» Stated task: Output the lines of the records as a JSON list of strings, one string per line and with blank lines omitted. Start at the beginning of the records and stop after the line that contains "code-line-1: import io".

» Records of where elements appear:

● ● ● ● ● ● ●

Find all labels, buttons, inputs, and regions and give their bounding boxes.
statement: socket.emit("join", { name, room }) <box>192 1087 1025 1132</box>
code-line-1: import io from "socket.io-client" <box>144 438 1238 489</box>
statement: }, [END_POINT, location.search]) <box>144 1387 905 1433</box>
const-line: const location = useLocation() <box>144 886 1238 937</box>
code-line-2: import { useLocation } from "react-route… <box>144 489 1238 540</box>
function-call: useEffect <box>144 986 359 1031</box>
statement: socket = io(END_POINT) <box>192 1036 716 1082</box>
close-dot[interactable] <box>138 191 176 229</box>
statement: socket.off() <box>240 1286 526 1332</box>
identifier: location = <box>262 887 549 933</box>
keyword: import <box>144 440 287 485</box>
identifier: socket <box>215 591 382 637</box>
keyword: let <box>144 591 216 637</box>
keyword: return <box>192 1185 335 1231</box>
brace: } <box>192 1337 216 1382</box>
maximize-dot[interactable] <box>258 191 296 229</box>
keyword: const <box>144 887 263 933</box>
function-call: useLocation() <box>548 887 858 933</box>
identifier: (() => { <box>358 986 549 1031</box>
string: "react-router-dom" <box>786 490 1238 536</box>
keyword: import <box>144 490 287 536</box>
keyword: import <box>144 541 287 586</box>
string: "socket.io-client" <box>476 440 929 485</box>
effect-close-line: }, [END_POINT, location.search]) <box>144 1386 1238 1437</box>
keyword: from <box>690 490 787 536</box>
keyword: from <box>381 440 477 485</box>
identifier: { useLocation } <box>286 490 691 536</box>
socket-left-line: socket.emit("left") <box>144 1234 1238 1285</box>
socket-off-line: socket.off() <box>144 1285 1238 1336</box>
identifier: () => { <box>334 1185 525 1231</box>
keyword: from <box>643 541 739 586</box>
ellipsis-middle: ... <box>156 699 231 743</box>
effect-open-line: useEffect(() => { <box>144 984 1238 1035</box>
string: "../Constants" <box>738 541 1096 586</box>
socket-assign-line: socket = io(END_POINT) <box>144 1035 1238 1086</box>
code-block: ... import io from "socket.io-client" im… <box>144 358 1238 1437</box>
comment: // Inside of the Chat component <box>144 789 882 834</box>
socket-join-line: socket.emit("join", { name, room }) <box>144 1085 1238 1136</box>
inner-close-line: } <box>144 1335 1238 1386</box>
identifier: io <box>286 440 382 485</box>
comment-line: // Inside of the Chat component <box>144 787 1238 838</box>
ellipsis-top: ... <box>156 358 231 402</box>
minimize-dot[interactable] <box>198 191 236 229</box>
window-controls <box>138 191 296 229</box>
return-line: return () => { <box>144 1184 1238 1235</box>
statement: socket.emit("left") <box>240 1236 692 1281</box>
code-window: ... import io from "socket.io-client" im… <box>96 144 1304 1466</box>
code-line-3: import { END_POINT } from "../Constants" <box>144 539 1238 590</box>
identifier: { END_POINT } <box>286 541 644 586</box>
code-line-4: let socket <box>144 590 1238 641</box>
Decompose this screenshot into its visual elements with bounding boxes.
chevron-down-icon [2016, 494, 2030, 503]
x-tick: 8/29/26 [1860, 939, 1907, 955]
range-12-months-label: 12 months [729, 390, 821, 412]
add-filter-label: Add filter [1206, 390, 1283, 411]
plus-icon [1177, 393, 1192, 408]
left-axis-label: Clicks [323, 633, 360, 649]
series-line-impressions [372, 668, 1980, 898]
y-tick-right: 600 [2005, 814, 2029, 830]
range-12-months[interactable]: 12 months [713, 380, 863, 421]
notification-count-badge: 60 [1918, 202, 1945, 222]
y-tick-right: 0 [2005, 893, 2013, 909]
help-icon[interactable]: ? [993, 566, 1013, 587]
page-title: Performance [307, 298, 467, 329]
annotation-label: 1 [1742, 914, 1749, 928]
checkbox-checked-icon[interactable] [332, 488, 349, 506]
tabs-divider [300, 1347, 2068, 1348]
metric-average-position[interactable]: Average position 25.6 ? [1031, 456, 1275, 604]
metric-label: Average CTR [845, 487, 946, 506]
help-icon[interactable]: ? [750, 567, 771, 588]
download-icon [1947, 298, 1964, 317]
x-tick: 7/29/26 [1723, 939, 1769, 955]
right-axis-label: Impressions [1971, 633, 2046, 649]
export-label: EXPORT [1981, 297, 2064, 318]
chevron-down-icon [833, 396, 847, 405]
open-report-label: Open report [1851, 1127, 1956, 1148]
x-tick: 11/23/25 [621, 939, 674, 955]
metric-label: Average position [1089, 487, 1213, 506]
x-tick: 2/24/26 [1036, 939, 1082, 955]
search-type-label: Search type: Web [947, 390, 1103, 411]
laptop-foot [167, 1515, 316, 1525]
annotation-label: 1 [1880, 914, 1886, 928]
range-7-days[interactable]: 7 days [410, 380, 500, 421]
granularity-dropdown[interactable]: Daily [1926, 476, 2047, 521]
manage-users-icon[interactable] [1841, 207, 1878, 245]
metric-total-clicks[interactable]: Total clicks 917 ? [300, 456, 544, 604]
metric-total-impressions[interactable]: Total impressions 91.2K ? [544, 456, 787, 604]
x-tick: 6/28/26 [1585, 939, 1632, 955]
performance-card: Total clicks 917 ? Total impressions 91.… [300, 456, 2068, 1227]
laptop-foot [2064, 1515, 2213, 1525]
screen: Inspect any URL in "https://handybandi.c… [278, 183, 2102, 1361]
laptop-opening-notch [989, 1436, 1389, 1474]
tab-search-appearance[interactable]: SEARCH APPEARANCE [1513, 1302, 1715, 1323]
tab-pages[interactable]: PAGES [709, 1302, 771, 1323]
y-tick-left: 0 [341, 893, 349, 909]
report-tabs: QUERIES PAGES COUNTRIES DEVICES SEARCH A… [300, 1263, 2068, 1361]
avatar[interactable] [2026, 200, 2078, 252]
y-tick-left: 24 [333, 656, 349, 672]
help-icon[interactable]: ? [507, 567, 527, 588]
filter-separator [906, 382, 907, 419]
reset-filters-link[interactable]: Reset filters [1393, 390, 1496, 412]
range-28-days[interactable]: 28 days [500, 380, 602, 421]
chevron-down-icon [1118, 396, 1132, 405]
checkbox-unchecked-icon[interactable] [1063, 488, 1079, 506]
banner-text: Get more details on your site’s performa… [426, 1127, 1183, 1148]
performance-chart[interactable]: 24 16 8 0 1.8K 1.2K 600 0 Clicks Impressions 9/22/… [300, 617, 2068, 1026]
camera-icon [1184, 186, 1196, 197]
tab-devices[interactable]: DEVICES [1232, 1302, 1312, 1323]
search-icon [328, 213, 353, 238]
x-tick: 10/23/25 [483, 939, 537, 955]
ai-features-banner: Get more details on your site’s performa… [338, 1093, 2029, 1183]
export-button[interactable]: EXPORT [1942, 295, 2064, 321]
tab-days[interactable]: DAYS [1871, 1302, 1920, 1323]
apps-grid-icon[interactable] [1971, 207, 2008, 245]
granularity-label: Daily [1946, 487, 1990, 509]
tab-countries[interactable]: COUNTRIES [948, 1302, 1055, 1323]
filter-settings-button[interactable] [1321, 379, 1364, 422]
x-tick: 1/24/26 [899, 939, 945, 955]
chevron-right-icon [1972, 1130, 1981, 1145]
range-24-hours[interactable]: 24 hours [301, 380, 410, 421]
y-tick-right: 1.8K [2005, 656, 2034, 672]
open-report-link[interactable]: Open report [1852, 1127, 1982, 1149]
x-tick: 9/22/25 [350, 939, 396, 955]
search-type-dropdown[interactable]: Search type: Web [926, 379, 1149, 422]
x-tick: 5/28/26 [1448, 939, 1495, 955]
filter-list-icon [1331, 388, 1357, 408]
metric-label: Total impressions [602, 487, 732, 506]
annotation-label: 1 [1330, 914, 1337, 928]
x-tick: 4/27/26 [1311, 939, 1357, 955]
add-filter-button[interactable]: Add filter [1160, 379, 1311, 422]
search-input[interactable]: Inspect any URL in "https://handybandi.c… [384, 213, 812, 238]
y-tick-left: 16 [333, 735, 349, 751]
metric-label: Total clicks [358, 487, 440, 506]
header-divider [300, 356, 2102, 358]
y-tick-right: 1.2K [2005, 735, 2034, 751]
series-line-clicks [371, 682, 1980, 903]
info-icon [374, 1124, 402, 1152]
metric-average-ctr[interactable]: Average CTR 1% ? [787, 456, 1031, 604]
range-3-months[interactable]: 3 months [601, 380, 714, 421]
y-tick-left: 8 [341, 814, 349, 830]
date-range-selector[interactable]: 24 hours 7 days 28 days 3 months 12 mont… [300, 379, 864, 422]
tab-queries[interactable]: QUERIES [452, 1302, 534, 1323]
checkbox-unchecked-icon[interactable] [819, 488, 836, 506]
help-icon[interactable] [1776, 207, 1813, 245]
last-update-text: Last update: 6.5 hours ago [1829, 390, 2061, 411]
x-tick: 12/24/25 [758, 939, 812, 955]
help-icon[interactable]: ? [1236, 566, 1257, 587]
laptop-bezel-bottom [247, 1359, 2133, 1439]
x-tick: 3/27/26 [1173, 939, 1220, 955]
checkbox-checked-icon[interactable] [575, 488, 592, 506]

● ● ● ● ● ● ●

» Answer for this exercise:
[
  "Find all labels, buttons, inputs, and regions and give their bounding boxes.",
  "statement: socket.emit(\"join\", { name, room }) <box>192 1087 1025 1132</box>",
  "code-line-1: import io from \"socket.io-client\" <box>144 438 1238 489</box>"
]